[BEGIN Supplied data]

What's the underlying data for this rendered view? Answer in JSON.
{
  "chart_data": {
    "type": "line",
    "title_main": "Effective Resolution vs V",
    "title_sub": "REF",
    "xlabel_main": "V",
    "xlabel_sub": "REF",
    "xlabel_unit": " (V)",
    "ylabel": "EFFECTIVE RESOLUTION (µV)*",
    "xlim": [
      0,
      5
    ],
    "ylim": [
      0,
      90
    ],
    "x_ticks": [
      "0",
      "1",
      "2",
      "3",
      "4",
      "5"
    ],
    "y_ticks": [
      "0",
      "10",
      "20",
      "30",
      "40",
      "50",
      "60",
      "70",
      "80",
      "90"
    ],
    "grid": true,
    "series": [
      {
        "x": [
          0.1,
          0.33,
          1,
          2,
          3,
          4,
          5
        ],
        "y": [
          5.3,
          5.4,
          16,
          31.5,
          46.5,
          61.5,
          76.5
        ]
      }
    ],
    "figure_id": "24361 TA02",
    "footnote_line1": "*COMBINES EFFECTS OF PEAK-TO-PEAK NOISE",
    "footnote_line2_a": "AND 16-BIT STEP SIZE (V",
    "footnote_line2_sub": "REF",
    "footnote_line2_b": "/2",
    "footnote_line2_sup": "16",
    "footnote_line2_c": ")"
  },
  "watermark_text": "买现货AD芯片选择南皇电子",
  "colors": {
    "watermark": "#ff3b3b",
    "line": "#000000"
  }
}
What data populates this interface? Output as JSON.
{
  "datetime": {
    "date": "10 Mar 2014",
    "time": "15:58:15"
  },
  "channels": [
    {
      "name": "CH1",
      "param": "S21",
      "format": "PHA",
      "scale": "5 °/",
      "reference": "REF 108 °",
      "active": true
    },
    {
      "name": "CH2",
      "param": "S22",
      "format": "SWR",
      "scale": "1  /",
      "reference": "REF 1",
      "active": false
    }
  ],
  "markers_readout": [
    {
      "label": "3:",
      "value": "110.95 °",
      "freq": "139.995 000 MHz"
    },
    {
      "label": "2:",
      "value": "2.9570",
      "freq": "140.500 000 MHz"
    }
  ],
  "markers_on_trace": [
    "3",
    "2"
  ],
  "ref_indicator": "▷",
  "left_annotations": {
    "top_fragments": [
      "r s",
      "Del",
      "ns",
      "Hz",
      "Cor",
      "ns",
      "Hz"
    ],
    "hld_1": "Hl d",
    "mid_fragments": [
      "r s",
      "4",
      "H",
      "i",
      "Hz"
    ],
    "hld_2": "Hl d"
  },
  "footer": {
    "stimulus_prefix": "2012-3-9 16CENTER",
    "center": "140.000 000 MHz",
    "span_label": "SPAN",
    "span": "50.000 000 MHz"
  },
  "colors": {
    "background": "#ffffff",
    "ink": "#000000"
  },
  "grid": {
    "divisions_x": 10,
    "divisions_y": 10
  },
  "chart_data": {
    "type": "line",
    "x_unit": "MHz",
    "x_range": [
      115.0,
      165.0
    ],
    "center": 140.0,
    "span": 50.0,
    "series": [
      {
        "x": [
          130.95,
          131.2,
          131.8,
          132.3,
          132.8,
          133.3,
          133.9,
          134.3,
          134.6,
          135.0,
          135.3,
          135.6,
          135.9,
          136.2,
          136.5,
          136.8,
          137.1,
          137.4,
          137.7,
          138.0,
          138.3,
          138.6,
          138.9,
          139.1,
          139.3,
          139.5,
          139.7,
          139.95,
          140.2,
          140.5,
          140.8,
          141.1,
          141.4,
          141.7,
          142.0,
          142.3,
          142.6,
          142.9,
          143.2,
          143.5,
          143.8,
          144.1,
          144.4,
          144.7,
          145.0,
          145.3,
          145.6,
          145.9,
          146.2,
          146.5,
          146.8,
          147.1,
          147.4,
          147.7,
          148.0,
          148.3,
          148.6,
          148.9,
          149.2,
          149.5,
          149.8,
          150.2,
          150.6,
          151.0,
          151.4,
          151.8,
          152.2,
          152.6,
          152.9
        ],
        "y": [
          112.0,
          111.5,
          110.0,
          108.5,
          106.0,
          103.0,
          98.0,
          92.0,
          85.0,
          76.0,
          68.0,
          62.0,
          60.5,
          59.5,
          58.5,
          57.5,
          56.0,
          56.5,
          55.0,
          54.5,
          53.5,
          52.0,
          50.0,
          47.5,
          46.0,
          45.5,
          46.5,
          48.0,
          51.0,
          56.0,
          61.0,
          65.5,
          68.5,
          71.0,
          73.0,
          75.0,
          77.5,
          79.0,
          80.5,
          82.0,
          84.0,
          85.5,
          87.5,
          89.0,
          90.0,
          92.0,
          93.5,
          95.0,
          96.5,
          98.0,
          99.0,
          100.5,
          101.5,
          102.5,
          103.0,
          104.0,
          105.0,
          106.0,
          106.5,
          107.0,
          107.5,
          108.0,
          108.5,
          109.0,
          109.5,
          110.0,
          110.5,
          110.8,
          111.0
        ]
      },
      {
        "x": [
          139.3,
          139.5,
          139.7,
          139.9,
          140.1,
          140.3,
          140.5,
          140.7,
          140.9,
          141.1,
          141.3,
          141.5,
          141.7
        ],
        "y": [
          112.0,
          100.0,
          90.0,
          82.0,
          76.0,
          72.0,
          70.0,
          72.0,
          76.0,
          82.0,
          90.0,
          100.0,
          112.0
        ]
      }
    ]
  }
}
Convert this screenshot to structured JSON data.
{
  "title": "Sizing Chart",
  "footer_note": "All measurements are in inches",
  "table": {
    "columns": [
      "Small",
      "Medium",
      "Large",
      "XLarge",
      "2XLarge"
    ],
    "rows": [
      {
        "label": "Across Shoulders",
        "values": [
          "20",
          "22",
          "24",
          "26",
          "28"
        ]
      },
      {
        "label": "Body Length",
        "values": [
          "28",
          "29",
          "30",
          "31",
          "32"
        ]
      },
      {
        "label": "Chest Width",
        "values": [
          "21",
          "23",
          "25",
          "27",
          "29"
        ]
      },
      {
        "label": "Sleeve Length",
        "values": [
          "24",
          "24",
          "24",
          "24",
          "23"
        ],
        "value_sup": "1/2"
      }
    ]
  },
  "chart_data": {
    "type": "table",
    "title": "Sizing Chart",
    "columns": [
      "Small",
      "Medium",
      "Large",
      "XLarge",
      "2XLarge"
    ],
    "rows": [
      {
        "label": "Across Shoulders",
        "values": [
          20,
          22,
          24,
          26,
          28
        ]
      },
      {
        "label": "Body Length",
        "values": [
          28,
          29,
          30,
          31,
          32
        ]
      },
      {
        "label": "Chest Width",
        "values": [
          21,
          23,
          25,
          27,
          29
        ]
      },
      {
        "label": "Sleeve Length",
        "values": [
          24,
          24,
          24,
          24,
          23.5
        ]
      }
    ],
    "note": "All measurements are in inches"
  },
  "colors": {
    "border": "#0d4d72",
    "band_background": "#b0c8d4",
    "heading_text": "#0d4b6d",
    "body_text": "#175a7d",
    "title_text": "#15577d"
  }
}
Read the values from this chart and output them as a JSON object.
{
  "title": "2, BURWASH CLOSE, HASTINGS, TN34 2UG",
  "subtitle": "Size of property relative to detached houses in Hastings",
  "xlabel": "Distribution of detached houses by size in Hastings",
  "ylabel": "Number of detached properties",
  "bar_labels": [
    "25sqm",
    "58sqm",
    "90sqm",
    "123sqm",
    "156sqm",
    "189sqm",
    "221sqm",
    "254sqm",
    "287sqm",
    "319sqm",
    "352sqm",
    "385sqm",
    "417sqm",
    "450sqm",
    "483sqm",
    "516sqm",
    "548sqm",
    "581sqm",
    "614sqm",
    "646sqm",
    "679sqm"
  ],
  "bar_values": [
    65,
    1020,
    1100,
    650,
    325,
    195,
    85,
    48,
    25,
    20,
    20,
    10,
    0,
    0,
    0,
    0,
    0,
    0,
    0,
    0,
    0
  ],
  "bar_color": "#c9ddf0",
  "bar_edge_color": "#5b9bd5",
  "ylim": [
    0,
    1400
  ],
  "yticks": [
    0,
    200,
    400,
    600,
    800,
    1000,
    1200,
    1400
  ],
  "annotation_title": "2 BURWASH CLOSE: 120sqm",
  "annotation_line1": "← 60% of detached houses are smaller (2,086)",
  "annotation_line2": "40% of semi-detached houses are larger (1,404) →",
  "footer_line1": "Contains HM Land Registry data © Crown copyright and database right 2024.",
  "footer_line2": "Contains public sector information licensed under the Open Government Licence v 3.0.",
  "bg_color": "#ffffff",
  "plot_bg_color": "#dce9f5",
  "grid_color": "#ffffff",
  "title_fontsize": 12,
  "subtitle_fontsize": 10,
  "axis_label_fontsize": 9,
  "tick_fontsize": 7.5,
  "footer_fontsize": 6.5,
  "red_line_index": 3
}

[END Supplied data]

(Task to complete): Find the string "detached" in the records, then copy each line where it occurs.

(Output):
  "subtitle": "Size of property relative to detached houses in Hastings",
  "xlabel": "Distribution of detached houses by size in Hastings",
  "ylabel": "Number of detached properties",
  "annotation_line1": "← 60% of detached houses are smaller (2,086)",
  "annotation_line2": "40% of semi-detached houses are larger (1,404) →",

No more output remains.